Part of a data file
━━━━━━━━
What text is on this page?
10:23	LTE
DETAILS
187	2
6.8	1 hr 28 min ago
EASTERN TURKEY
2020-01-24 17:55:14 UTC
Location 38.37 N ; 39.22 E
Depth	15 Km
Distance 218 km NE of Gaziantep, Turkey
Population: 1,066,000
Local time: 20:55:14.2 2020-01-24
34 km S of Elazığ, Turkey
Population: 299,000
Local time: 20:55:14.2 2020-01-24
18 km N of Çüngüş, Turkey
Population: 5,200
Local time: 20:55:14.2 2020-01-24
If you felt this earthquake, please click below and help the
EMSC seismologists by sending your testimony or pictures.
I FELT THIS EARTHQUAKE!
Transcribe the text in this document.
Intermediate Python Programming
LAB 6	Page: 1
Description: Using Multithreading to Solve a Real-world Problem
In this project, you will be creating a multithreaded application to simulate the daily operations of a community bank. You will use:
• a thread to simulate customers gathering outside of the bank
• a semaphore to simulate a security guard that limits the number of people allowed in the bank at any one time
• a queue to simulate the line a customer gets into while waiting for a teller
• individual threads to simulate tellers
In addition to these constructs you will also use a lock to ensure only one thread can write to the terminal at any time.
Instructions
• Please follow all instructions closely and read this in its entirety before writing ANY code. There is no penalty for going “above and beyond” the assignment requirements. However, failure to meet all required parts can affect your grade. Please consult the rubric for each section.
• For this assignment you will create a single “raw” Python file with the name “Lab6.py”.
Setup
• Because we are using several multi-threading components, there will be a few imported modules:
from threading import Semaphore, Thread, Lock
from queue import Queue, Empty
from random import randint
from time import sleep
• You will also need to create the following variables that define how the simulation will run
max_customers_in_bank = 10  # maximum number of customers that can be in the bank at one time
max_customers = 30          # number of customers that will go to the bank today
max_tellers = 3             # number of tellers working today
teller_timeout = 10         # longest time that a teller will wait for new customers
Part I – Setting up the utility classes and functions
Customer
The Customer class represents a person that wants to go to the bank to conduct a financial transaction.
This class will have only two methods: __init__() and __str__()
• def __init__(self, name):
━━━━━━━━
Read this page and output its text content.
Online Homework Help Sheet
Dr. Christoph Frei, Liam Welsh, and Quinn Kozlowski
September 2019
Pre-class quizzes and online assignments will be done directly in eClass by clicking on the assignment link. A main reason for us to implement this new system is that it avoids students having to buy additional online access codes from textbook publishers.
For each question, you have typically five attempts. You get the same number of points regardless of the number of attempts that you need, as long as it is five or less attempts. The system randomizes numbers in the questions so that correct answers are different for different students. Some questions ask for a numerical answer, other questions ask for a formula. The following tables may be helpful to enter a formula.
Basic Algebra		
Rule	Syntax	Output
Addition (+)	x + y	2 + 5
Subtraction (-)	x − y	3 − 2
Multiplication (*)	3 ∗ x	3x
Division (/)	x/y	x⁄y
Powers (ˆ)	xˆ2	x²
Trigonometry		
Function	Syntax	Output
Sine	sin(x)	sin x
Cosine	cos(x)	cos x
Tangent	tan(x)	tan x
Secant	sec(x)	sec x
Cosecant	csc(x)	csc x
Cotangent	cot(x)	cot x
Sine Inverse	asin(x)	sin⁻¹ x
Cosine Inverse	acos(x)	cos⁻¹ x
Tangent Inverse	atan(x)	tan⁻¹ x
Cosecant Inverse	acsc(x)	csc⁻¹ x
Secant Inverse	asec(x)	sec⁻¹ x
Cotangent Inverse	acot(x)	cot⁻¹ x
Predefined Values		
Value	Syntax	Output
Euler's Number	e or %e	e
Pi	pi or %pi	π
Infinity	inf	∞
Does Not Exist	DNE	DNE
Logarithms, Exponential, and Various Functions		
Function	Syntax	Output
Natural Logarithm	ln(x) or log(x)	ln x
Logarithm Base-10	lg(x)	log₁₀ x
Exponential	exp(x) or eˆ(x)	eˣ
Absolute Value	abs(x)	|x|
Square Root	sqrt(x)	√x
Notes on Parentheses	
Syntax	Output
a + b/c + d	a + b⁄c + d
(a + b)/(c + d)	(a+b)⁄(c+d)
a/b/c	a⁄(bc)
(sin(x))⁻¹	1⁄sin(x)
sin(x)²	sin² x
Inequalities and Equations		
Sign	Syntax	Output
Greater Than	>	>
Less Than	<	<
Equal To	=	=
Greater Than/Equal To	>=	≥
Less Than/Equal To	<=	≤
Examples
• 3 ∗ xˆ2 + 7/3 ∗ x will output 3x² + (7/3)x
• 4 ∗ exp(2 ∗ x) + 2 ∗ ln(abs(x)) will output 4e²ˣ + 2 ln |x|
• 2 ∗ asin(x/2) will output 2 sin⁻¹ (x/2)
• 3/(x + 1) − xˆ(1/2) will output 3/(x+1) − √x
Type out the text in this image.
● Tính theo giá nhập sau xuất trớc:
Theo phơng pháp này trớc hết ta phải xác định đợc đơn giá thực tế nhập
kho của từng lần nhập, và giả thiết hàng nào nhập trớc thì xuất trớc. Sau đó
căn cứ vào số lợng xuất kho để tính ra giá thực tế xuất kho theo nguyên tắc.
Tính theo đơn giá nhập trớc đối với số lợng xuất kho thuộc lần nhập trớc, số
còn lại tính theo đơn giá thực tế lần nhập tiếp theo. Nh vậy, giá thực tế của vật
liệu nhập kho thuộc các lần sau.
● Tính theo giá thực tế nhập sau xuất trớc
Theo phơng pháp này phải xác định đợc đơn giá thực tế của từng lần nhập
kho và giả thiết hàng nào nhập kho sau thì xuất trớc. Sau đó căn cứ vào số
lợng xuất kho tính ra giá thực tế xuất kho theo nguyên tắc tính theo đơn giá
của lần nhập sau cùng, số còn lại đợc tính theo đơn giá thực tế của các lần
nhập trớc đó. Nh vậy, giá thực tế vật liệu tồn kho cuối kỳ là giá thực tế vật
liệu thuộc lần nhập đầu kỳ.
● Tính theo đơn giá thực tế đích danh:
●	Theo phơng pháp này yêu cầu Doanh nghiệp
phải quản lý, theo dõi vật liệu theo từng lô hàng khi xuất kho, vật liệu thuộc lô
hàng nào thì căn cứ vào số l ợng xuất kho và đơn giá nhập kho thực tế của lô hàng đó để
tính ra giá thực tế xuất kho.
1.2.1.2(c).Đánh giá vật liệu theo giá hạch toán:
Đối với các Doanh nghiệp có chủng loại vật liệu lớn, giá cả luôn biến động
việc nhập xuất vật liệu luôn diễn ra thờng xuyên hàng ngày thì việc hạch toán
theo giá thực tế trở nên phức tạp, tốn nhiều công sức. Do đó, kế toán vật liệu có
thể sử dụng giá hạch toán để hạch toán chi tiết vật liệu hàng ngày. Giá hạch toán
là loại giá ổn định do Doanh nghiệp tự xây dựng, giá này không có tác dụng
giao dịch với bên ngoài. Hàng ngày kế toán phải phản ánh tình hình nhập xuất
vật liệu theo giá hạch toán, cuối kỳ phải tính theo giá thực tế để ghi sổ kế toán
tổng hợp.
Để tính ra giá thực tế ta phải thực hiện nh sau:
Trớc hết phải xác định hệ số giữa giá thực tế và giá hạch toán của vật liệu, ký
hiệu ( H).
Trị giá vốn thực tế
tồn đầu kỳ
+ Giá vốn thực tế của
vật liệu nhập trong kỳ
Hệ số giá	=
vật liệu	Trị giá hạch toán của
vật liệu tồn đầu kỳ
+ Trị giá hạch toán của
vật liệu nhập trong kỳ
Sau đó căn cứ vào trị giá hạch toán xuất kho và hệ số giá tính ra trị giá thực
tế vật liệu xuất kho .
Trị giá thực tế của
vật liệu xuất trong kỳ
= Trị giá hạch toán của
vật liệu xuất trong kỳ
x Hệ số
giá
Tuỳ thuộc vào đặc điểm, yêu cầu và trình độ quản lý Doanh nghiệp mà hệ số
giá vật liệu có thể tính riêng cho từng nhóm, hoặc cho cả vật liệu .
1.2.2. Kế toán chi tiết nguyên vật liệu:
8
━━━━━━━━
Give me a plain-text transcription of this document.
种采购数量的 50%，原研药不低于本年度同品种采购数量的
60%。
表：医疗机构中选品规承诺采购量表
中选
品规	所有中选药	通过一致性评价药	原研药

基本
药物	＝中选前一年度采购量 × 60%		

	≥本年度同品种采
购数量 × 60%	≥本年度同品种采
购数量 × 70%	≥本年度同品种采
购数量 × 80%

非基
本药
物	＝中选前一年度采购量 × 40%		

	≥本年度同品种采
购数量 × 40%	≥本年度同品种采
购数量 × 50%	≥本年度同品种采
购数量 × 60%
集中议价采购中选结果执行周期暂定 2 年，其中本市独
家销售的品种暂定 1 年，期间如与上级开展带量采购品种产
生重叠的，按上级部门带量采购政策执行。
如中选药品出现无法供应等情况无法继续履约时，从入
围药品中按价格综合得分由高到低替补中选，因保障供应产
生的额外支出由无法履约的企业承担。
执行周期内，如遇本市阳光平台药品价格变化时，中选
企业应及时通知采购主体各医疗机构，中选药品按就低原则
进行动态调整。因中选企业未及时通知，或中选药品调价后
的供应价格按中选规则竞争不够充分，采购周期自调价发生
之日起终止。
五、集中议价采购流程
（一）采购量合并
━━━━━━━━
Problem to work on
From the data, list each line in which the string "system" appears.

Result for this task
Pre-class quizzes and online assignments will be done directly in eClass by clicking on the assignment link. A main reason for us to implement this new system is that it avoids students having to buy additional online access codes from textbook publishers.
For each question, you have typically five attempts. You get the same number of points regardless of the number of attempts that you need, as long as it is five or less attempts. The system randomizes numbers in the questions so that correct answers are different for different students. Some questions ask for a numerical answer, other questions ask for a formula. The following tables may be helpful to enter a formula.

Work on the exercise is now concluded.